## Required work
Could you reproduce word for word the part of the passage on Eli Lilly's revenue outlook below, starting with "The U.S. patent" and going on through "be even greater."?

Most analysts agree with Eli Lilly and Co.’s prediction that, after tough years from 2012 to 2014, the drugmaker will start growing sales and profits again. But in a new report, BMO Capital Markets predicts Lilly will get stuck at a reduced level of revenue and profit in 2014 and stay there for years.
“We doubt Lilly’s late-stage pipeline could drive meaningful growth after 2014 as the company and Street expect,” BMO analyst Alex Arfaei wrote in a 70-page report May 17.
Arfaei acknowledged that Lilly’s picture could be “transformed” if its experimental Alzheimer’s drug solanezumab proves successful. Arfaei gives it a 40-percent chance of success.
Arfaei expects Lilly to successfully launch several drugs over the next three to five years. He just doesn’t think any of them—other than the highly anticipated Alzheimer’s medicine—has shown potential to offset two major headwinds facing Lilly: the string of patent expirations on its existing blockbuster drugs, and the increasing pressure on drug prices from governments and health plans around the world.
The U.S. patent expirations of the cancer drug Gemzar in 2010, the antipsychotic Zyprexa in 2011, the antidepressant Cymbalta in 2013, and the osteoporosis drug Evista in 2014 will sap Lilly of roughly $9 billion in annual sales by 2015. If Lilly’s insulin Humalog faces competition from generics in Europe, the revenue losses could be even greater.
Lilly predicts growth of other products, especially in overseas markets, will buoy its revenue to no less than $20 billion per year (down from a peak of $24.2 billion last year). It has said profit from operations will never drop below $3 billion a year.
Arfaei generally agrees with that forecast. But the problem, he said, is that Lilly will see another few billion in sales evaporate in the three years after 2014. Cymbalta loses European patents in August 2014, and in 2016 and 2017 the lung cancer drug Alimta and the impotence medicine Cialis will see their patents expire in the United States, Europe and Japan.

## Record excerpts
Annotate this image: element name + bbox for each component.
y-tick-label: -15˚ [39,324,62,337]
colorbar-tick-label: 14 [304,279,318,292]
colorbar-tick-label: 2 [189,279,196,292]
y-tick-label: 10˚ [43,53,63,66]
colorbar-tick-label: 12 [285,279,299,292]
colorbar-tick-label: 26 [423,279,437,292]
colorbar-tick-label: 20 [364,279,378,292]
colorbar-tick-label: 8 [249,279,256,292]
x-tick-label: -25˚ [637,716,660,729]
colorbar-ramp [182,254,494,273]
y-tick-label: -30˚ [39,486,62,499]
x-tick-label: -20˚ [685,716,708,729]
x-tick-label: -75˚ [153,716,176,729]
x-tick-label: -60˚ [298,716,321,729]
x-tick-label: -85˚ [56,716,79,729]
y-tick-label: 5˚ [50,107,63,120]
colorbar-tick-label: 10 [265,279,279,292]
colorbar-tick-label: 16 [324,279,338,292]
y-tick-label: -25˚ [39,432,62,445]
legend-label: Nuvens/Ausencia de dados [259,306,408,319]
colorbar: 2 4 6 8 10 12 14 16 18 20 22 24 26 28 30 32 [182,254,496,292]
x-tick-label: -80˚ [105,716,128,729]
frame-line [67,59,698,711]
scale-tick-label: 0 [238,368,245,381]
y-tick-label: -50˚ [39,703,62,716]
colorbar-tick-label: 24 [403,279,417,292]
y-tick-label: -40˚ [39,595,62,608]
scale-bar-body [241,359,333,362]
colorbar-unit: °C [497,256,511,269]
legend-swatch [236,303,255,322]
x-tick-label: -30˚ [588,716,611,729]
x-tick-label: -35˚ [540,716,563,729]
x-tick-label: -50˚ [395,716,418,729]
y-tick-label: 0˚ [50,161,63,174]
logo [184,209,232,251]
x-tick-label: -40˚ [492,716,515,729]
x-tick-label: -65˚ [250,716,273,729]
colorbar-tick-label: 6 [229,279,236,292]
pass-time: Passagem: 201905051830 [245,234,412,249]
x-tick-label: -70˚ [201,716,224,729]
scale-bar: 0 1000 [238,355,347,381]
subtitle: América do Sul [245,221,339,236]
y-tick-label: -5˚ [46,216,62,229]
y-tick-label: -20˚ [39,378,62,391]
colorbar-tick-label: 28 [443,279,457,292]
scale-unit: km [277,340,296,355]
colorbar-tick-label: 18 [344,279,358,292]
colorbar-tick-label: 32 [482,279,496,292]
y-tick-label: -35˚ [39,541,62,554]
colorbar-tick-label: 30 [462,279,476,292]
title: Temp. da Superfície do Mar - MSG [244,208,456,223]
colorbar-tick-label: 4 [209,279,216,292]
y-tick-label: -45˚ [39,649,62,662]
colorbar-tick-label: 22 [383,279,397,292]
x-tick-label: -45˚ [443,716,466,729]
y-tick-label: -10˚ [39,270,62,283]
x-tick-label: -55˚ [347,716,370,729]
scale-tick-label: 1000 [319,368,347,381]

## Output for this exercise
The U.S. patent expirations of the cancer drug Gemzar in 2010, the antipsychotic Zyprexa in 2011, the antidepressant Cymbalta in 2013, and the osteoporosis drug Evista in 2014 will sap Lilly of roughly $9 billion in annual sales by 2015. If Lilly’s insulin Humalog faces competition from generics in Europe, the revenue losses could be even greater.